WHAT THE EXERCISE ASKS:
Rewrite the listing below, putting "drawing" wherever "figure" appears and leaving everything else as it is.

═════ INFORMATION PROVIDED ═════

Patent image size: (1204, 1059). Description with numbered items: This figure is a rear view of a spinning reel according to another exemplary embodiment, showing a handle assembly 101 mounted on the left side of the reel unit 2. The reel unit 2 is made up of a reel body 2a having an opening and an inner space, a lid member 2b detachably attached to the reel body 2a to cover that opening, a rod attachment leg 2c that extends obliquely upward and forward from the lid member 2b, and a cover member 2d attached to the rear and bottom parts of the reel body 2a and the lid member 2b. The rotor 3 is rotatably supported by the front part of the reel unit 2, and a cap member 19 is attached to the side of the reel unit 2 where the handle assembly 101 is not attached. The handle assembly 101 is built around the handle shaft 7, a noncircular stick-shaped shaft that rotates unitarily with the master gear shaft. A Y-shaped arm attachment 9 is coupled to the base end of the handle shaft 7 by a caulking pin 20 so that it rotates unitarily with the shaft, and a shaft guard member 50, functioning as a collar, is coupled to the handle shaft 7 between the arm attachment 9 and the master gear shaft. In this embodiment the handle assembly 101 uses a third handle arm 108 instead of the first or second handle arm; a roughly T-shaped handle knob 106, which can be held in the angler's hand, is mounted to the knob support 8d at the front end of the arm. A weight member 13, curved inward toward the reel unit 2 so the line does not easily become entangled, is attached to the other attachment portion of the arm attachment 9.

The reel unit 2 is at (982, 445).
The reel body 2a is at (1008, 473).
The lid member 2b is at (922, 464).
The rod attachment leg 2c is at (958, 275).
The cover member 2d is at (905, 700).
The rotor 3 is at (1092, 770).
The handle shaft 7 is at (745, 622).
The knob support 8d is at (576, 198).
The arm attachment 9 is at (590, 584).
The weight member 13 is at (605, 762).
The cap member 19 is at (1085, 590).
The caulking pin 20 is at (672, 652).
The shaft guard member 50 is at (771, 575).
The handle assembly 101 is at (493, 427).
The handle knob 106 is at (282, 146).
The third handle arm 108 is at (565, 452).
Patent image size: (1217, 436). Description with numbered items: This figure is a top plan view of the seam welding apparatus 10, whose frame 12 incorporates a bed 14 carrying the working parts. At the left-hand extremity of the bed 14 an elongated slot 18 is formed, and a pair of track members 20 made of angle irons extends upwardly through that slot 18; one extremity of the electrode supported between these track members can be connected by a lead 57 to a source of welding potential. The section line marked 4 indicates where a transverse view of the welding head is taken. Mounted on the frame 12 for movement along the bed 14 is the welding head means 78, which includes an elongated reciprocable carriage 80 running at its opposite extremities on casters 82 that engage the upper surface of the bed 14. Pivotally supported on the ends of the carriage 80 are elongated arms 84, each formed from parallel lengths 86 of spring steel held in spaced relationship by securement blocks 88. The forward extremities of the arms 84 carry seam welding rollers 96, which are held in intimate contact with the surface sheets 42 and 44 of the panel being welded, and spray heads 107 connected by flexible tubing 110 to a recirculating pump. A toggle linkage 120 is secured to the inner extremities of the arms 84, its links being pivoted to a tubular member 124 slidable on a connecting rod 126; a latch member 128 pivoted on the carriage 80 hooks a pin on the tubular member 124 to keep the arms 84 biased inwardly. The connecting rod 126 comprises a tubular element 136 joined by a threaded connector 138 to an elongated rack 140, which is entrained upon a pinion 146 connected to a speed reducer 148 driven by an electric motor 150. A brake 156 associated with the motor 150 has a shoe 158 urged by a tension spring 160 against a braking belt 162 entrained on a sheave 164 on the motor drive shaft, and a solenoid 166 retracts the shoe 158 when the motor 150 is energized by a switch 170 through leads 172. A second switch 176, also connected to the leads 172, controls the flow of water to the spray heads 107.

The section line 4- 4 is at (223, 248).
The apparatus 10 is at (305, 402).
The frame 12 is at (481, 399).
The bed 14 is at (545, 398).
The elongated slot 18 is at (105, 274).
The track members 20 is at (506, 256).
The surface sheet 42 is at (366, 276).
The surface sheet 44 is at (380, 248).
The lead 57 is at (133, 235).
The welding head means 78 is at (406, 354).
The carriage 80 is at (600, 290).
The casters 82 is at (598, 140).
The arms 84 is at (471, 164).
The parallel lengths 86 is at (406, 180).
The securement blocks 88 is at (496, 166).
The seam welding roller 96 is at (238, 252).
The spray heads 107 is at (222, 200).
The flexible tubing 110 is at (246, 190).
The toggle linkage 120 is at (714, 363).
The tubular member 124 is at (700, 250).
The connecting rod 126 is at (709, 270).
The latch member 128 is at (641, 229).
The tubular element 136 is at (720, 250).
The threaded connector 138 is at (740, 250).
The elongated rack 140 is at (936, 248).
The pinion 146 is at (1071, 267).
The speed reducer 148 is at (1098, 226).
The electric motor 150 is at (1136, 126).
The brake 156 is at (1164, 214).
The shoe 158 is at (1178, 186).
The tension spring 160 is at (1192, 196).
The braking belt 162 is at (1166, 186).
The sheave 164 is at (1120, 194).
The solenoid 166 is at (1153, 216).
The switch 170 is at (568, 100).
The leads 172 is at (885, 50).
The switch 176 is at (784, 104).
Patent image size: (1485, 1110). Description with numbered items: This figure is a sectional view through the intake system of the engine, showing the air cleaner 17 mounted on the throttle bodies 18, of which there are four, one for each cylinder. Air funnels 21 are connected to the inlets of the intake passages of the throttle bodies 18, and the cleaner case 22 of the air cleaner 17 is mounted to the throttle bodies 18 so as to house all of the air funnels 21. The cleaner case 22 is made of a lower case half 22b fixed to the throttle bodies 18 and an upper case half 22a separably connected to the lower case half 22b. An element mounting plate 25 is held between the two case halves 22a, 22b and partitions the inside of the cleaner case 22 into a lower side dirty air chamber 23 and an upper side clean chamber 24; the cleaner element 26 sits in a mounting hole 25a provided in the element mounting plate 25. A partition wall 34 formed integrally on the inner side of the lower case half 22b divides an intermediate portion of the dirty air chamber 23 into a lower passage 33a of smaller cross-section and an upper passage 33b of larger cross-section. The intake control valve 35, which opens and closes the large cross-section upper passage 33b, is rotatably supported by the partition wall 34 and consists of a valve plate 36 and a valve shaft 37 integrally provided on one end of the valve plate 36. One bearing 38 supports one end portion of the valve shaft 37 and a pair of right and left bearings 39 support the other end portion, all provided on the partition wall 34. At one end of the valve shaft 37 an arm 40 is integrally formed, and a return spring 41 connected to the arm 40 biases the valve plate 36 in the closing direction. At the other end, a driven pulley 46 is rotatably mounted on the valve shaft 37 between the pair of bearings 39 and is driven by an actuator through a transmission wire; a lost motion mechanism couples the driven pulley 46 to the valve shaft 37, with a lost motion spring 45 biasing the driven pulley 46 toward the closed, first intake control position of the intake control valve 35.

═════

RIGHT ANSWER:
Patent image size: (1204, 1059). Description with numbered items: This drawing is a rear view of a spinning reel according to another exemplary embodiment, showing a handle assembly 101 mounted on the left side of the reel unit 2. The reel unit 2 is made up of a reel body 2a having an opening and an inner space, a lid member 2b detachably attached to the reel body 2a to cover that opening, a rod attachment leg 2c that extends obliquely upward and forward from the lid member 2b, and a cover member 2d attached to the rear and bottom parts of the reel body 2a and the lid member 2b. The rotor 3 is rotatably supported by the front part of the reel unit 2, and a cap member 19 is attached to the side of the reel unit 2 where the handle assembly 101 is not attached. The handle assembly 101 is built around the handle shaft 7, a noncircular stick-shaped shaft that rotates unitarily with the master gear shaft. A Y-shaped arm attachment 9 is coupled to the base end of the handle shaft 7 by a caulking pin 20 so that it rotates unitarily with the shaft, and a shaft guard member 50, functioning as a collar, is coupled to the handle shaft 7 between the arm attachment 9 and the master gear shaft. In this embodiment the handle assembly 101 uses a third handle arm 108 instead of the first or second handle arm; a roughly T-shaped handle knob 106, which can be held in the angler's hand, is mounted to the knob support 8d at the front end of the arm. A weight member 13, curved inward toward the reel unit 2 so the line does not easily become entangled, is attached to the other attachment portion of the arm attachment 9.

The reel unit 2 is at (982, 445).
The reel body 2a is at (1008, 473).
The lid member 2b is at (922, 464).
The rod attachment leg 2c is at (958, 275).
The cover member 2d is at (905, 700).
The rotor 3 is at (1092, 770).
The handle shaft 7 is at (745, 622).
The knob support 8d is at (576, 198).
The arm attachment 9 is at (590, 584).
The weight member 13 is at (605, 762).
The cap member 19 is at (1085, 590).
The caulking pin 20 is at (672, 652).
The shaft guard member 50 is at (771, 575).
The handle assembly 101 is at (493, 427).
The handle knob 106 is at (282, 146).
The third handle arm 108 is at (565, 452).
Patent image size: (1217, 436). Description with numbered items: This drawing is a top plan view of the seam welding apparatus 10, whose frame 12 incorporates a bed 14 carrying the working parts. At the left-hand extremity of the bed 14 an elongated slot 18 is formed, and a pair of track members 20 made of angle irons extends upwardly through that slot 18; one extremity of the electrode supported between these track members can be connected by a lead 57 to a source of welding potential. The section line marked 4 indicates where a transverse view of the welding head is taken. Mounted on the frame 12 for movement along the bed 14 is the welding head means 78, which includes an elongated reciprocable carriage 80 running at its opposite extremities on casters 82 that engage the upper surface of the bed 14. Pivotally supported on the ends of the carriage 80 are elongated arms 84, each formed from parallel lengths 86 of spring steel held in spaced relationship by securement blocks 88. The forward extremities of the arms 84 carry seam welding rollers 96, which are held in intimate contact with the surface sheets 42 and 44 of the panel being welded, and spray heads 107 connected by flexible tubing 110 to a recirculating pump. A toggle linkage 120 is secured to the inner extremities of the arms 84, its links being pivoted to a tubular member 124 slidable on a connecting rod 126; a latch member 128 pivoted on the carriage 80 hooks a pin on the tubular member 124 to keep the arms 84 biased inwardly. The connecting rod 126 comprises a tubular element 136 joined by a threaded connector 138 to an elongated rack 140, which is entrained upon a pinion 146 connected to a speed reducer 148 driven by an electric motor 150. A brake 156 associated with the motor 150 has a shoe 158 urged by a tension spring 160 against a braking belt 162 entrained on a sheave 164 on the motor drive shaft, and a solenoid 166 retracts the shoe 158 when the motor 150 is energized by a switch 170 through leads 172. A second switch 176, also connected to the leads 172, controls the flow of water to the spray heads 107.

The section line 4- 4 is at (223, 248).
The apparatus 10 is at (305, 402).
The frame 12 is at (481, 399).
The bed 14 is at (545, 398).
The elongated slot 18 is at (105, 274).
The track members 20 is at (506, 256).
The surface sheet 42 is at (366, 276).
The surface sheet 44 is at (380, 248).
The lead 57 is at (133, 235).
The welding head means 78 is at (406, 354).
The carriage 80 is at (600, 290).
The casters 82 is at (598, 140).
The arms 84 is at (471, 164).
The parallel lengths 86 is at (406, 180).
The securement blocks 88 is at (496, 166).
The seam welding roller 96 is at (238, 252).
The spray heads 107 is at (222, 200).
The flexible tubing 110 is at (246, 190).
The toggle linkage 120 is at (714, 363).
The tubular member 124 is at (700, 250).
The connecting rod 126 is at (709, 270).
The latch member 128 is at (641, 229).
The tubular element 136 is at (720, 250).
The threaded connector 138 is at (740, 250).
The elongated rack 140 is at (936, 248).
The pinion 146 is at (1071, 267).
The speed reducer 148 is at (1098, 226).
The electric motor 150 is at (1136, 126).
The brake 156 is at (1164, 214).
The shoe 158 is at (1178, 186).
The tension spring 160 is at (1192, 196).
The braking belt 162 is at (1166, 186).
The sheave 164 is at (1120, 194).
The solenoid 166 is at (1153, 216).
The switch 170 is at (568, 100).
The leads 172 is at (885, 50).
The switch 176 is at (784, 104).
Patent image size: (1485, 1110). Description with numbered items: This drawing is a sectional view through the intake system of the engine, showing the air cleaner 17 mounted on the throttle bodies 18, of which there are four, one for each cylinder. Air funnels 21 are connected to the inlets of the intake passages of the throttle bodies 18, and the cleaner case 22 of the air cleaner 17 is mounted to the throttle bodies 18 so as to house all of the air funnels 21. The cleaner case 22 is made of a lower case half 22b fixed to the throttle bodies 18 and an upper case half 22a separably connected to the lower case half 22b. An element mounting plate 25 is held between the two case halves 22a, 22b and partitions the inside of the cleaner case 22 into a lower side dirty air chamber 23 and an upper side clean chamber 24; the cleaner element 26 sits in a mounting hole 25a provided in the element mounting plate 25. A partition wall 34 formed integrally on the inner side of the lower case half 22b divides an intermediate portion of the dirty air chamber 23 into a lower passage 33a of smaller cross-section and an upper passage 33b of larger cross-section. The intake control valve 35, which opens and closes the large cross-section upper passage 33b, is rotatably supported by the partition wall 34 and consists of a valve plate 36 and a valve shaft 37 integrally provided on one end of the valve plate 36. One bearing 38 supports one end portion of the valve shaft 37 and a pair of right and left bearings 39 support the other end portion, all provided on the partition wall 34. At one end of the valve shaft 37 an arm 40 is integrally formed, and a return spring 41 connected to the arm 40 biases the valve plate 36 in the closing direction. At the other end, a driven pulley 46 is rotatably mounted on the valve shaft 37 between the pair of bearings 39 and is driven by an actuator through a transmission wire; a lost motion mechanism couples the driven pulley 46 to the valve shaft 37, with a lost motion spring 45 biasing the driven pulley 46 toward the closed, first intake control position of the intake control valve 35.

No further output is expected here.